Data excerpts
"""
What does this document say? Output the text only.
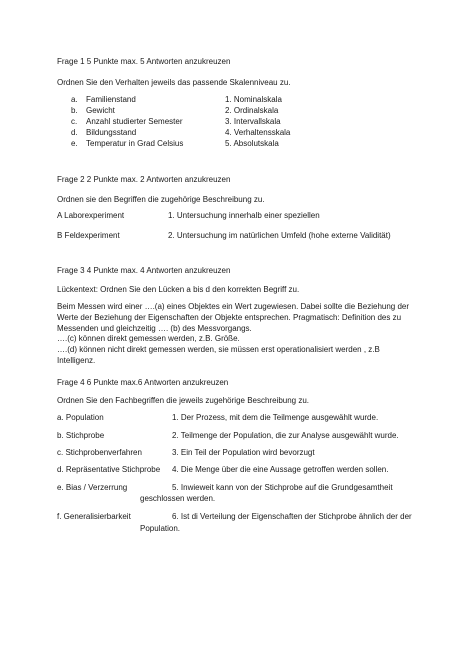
Frage 1 5 Punkte max. 5 Antworten anzukreuzen
Ordnen Sie den Verhalten jeweils das passende Skalenniveau zu.
a. Familienstand	1. Nominalskala
b. Gewicht	2. Ordinalskala
c. Anzahl studierter Semester	3. Intervallskala
d. Bildungsstand	4. Verhaltensskala
e. Temperatur in Grad Celsius	5. Absolutskala
Frage 2 2 Punkte max. 2 Antworten anzukreuzen
Ordnen sie den Begriffen die zugehörige Beschreibung zu.
A Laborexperiment	1. Untersuchung innerhalb einer speziellen
B Feldexperiment	2. Untersuchung im natürlichen Umfeld (hohe externe Validität)
Frage 3 4 Punkte max. 4 Antworten anzukreuzen
Lückentext: Ordnen Sie den Lücken a bis d den korrekten Begriff zu.
Beim Messen wird einer ….(a) eines Objektes ein Wert zugewiesen. Dabei sollte die Beziehung der Werte der Beziehung der Eigenschaften der Objekte entsprechen. Pragmatisch: Definition des zu Messenden und gleichzeitig …. (b) des Messvorgangs.
….(c) können direkt gemessen werden, z.B. Größe.
….(d) können nicht direkt gemessen werden, sie müssen erst operationalisiert werden , z.B Intelligenz.
Frage 4 6 Punkte max.6 Antworten anzukreuzen
Ordnen Sie den Fachbegriffen die jeweils zugehörige Beschreibung zu.
a. Population	1. Der Prozess, mit dem die Teilmenge ausgewählt wurde.
b. Stichprobe	2. Teilmenge der Population, die zur Analyse ausgewählt wurde.
c. Stichprobenverfahren	3. Ein Teil der Population wird bevorzugt
d. Repräsentative Stichprobe 4. Die Menge über die eine Aussage getroffen werden sollen.
e. Bias / Verzerrung	5. Inwieweit kann von der Stichprobe auf die Grundgesamtheit
geschlossen werden.
f. Generalisierbarkeit	6. Ist di Verteilung der Eigenschaften der Stichprobe ähnlich der der
Population.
"""
Copy the whole listing above word for word but do not carry over the pictures.

— REPLY —
What does this document say? Output the text only.
Frage 1 5 Punkte max. 5 Antworten anzukreuzen
Ordnen Sie den Verhalten jeweils das passende Skalenniveau zu.
a. Familienstand	1. Nominalskala
b. Gewicht	2. Ordinalskala
c. Anzahl studierter Semester	3. Intervallskala
d. Bildungsstand	4. Verhaltensskala
e. Temperatur in Grad Celsius	5. Absolutskala
Frage 2 2 Punkte max. 2 Antworten anzukreuzen
Ordnen sie den Begriffen die zugehörige Beschreibung zu.
A Laborexperiment	1. Untersuchung innerhalb einer speziellen
B Feldexperiment	2. Untersuchung im natürlichen Umfeld (hohe externe Validität)
Frage 3 4 Punkte max. 4 Antworten anzukreuzen
Lückentext: Ordnen Sie den Lücken a bis d den korrekten Begriff zu.
Beim Messen wird einer ….(a) eines Objektes ein Wert zugewiesen. Dabei sollte die Beziehung der Werte der Beziehung der Eigenschaften der Objekte entsprechen. Pragmatisch: Definition des zu Messenden und gleichzeitig …. (b) des Messvorgangs.
….(c) können direkt gemessen werden, z.B. Größe.
….(d) können nicht direkt gemessen werden, sie müssen erst operationalisiert werden , z.B Intelligenz.
Frage 4 6 Punkte max.6 Antworten anzukreuzen
Ordnen Sie den Fachbegriffen die jeweils zugehörige Beschreibung zu.
a. Population	1. Der Prozess, mit dem die Teilmenge ausgewählt wurde.
b. Stichprobe	2. Teilmenge der Population, die zur Analyse ausgewählt wurde.
c. Stichprobenverfahren	3. Ein Teil der Population wird bevorzugt
d. Repräsentative Stichprobe 4. Die Menge über die eine Aussage getroffen werden sollen.
e. Bias / Verzerrung	5. Inwieweit kann von der Stichprobe auf die Grundgesamtheit
geschlossen werden.
f. Generalisierbarkeit	6. Ist di Verteilung der Eigenschaften der Stichprobe ähnlich der der
Population.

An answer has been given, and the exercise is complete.